Working data.
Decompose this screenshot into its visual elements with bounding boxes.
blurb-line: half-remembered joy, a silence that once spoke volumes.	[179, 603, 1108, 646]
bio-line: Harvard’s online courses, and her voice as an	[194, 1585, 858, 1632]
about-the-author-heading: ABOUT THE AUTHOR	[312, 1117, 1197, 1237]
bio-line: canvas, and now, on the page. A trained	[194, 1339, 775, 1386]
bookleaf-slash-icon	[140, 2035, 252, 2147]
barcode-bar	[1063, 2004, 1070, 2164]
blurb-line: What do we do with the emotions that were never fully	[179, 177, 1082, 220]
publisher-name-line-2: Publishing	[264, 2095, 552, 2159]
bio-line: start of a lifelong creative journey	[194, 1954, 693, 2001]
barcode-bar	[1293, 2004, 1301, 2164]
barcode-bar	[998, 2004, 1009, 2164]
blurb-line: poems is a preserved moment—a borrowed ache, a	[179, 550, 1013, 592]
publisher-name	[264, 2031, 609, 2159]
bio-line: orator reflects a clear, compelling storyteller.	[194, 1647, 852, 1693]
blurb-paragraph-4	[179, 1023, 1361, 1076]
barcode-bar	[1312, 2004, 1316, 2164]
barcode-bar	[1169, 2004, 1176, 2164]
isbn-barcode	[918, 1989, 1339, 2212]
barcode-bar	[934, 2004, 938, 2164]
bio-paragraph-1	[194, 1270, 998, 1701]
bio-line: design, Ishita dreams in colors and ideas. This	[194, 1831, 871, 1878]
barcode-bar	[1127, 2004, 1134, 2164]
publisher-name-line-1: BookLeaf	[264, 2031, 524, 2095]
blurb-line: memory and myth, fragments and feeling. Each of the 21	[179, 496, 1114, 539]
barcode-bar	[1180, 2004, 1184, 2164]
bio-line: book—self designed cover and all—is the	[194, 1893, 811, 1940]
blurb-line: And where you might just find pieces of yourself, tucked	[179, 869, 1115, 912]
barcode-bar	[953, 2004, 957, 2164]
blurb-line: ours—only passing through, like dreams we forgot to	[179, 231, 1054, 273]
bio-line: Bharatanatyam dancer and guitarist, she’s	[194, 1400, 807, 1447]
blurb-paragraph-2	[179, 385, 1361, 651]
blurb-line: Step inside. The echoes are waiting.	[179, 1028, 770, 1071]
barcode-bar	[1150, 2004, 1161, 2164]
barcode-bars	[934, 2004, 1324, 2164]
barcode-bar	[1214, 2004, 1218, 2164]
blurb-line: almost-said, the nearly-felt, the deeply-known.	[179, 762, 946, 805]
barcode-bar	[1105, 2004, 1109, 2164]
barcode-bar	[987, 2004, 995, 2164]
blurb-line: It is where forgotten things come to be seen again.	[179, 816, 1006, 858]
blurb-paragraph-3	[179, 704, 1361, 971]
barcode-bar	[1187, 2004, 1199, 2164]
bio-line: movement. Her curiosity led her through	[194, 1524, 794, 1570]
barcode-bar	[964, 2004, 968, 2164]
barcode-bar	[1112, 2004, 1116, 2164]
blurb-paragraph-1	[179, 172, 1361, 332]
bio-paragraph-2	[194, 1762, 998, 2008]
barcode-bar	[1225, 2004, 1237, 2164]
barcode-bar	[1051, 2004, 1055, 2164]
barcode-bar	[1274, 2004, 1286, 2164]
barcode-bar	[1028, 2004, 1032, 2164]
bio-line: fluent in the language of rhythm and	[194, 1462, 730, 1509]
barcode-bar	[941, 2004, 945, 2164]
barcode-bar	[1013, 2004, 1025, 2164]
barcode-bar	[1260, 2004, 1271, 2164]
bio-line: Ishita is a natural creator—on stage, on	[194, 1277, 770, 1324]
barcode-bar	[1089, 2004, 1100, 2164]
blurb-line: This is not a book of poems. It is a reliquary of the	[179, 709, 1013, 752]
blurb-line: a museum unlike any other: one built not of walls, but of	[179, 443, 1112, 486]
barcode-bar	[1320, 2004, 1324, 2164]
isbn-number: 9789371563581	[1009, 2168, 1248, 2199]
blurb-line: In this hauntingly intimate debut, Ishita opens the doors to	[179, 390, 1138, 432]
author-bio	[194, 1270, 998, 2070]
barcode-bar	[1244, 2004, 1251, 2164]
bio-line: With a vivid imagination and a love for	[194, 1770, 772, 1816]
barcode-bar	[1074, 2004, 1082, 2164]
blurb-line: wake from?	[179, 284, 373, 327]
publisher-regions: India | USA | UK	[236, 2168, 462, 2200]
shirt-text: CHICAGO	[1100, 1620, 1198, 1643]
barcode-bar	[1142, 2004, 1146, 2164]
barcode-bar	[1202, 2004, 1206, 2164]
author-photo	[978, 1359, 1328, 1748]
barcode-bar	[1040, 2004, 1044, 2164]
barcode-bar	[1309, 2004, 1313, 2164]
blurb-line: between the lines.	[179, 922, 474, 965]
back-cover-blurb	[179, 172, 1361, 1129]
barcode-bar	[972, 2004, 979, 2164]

What to work on.
Could you reproduce every entry above, word for word and without leaving any out?

Final result.
Decompose this screenshot into its visual elements with bounding boxes.
blurb-line: half-remembered joy, a silence that once spoke volumes.	[179, 603, 1108, 646]
bio-line: Harvard’s online courses, and her voice as an	[194, 1585, 858, 1632]
about-the-author-heading: ABOUT THE AUTHOR	[312, 1117, 1197, 1237]
bio-line: canvas, and now, on the page. A trained	[194, 1339, 775, 1386]
bookleaf-slash-icon	[140, 2035, 252, 2147]
barcode-bar	[1063, 2004, 1070, 2164]
blurb-line: What do we do with the emotions that were never fully	[179, 177, 1082, 220]
publisher-name-line-2: Publishing	[264, 2095, 552, 2159]
bio-line: start of a lifelong creative journey	[194, 1954, 693, 2001]
barcode-bar	[1293, 2004, 1301, 2164]
barcode-bar	[998, 2004, 1009, 2164]
blurb-line: poems is a preserved moment—a borrowed ache, a	[179, 550, 1013, 592]
publisher-name	[264, 2031, 609, 2159]
bio-line: orator reflects a clear, compelling storyteller.	[194, 1647, 852, 1693]
blurb-paragraph-4	[179, 1023, 1361, 1076]
barcode-bar	[1312, 2004, 1316, 2164]
barcode-bar	[1169, 2004, 1176, 2164]
isbn-barcode	[918, 1989, 1339, 2212]
barcode-bar	[934, 2004, 938, 2164]
bio-paragraph-1	[194, 1270, 998, 1701]
bio-line: design, Ishita dreams in colors and ideas. This	[194, 1831, 871, 1878]
barcode-bar	[1127, 2004, 1134, 2164]
publisher-name-line-1: BookLeaf	[264, 2031, 524, 2095]
blurb-line: memory and myth, fragments and feeling. Each of the 21	[179, 496, 1114, 539]
barcode-bar	[1180, 2004, 1184, 2164]
bio-line: book—self designed cover and all—is the	[194, 1893, 811, 1940]
blurb-line: And where you might just find pieces of yourself, tucked	[179, 869, 1115, 912]
barcode-bar	[953, 2004, 957, 2164]
blurb-line: ours—only passing through, like dreams we forgot to	[179, 231, 1054, 273]
bio-line: Bharatanatyam dancer and guitarist, she’s	[194, 1400, 807, 1447]
blurb-paragraph-2	[179, 385, 1361, 651]
blurb-line: Step inside. The echoes are waiting.	[179, 1028, 770, 1071]
barcode-bar	[1150, 2004, 1161, 2164]
barcode-bars	[934, 2004, 1324, 2164]
barcode-bar	[1214, 2004, 1218, 2164]
blurb-line: almost-said, the nearly-felt, the deeply-known.	[179, 762, 946, 805]
barcode-bar	[1105, 2004, 1109, 2164]
barcode-bar	[987, 2004, 995, 2164]
blurb-line: It is where forgotten things come to be seen again.	[179, 816, 1006, 858]
blurb-paragraph-3	[179, 704, 1361, 971]
barcode-bar	[1187, 2004, 1199, 2164]
bio-line: movement. Her curiosity led her through	[194, 1524, 794, 1570]
barcode-bar	[964, 2004, 968, 2164]
barcode-bar	[1112, 2004, 1116, 2164]
blurb-paragraph-1	[179, 172, 1361, 332]
bio-paragraph-2	[194, 1762, 998, 2008]
barcode-bar	[1225, 2004, 1237, 2164]
barcode-bar	[1051, 2004, 1055, 2164]
barcode-bar	[1274, 2004, 1286, 2164]
barcode-bar	[1028, 2004, 1032, 2164]
bio-line: fluent in the language of rhythm and	[194, 1462, 730, 1509]
barcode-bar	[941, 2004, 945, 2164]
barcode-bar	[1013, 2004, 1025, 2164]
barcode-bar	[1260, 2004, 1271, 2164]
bio-line: Ishita is a natural creator—on stage, on	[194, 1277, 770, 1324]
barcode-bar	[1089, 2004, 1100, 2164]
blurb-line: This is not a book of poems. It is a reliquary of the	[179, 709, 1013, 752]
blurb-line: a museum unlike any other: one built not of walls, but of	[179, 443, 1112, 486]
barcode-bar	[1320, 2004, 1324, 2164]
isbn-number: 9789371563581	[1009, 2168, 1248, 2199]
blurb-line: In this hauntingly intimate debut, Ishita opens the doors to	[179, 390, 1138, 432]
author-bio	[194, 1270, 998, 2070]
barcode-bar	[1244, 2004, 1251, 2164]
bio-line: With a vivid imagination and a love for	[194, 1770, 772, 1816]
barcode-bar	[1074, 2004, 1082, 2164]
blurb-line: wake from?	[179, 284, 373, 327]
publisher-regions: India | USA | UK	[236, 2168, 462, 2200]
shirt-text: CHICAGO	[1100, 1620, 1198, 1643]
barcode-bar	[1142, 2004, 1146, 2164]
barcode-bar	[1202, 2004, 1206, 2164]
author-photo	[978, 1359, 1328, 1748]
barcode-bar	[1040, 2004, 1044, 2164]
barcode-bar	[1309, 2004, 1313, 2164]
blurb-line: between the lines.	[179, 922, 474, 965]
back-cover-blurb	[179, 172, 1361, 1129]
barcode-bar	[972, 2004, 979, 2164]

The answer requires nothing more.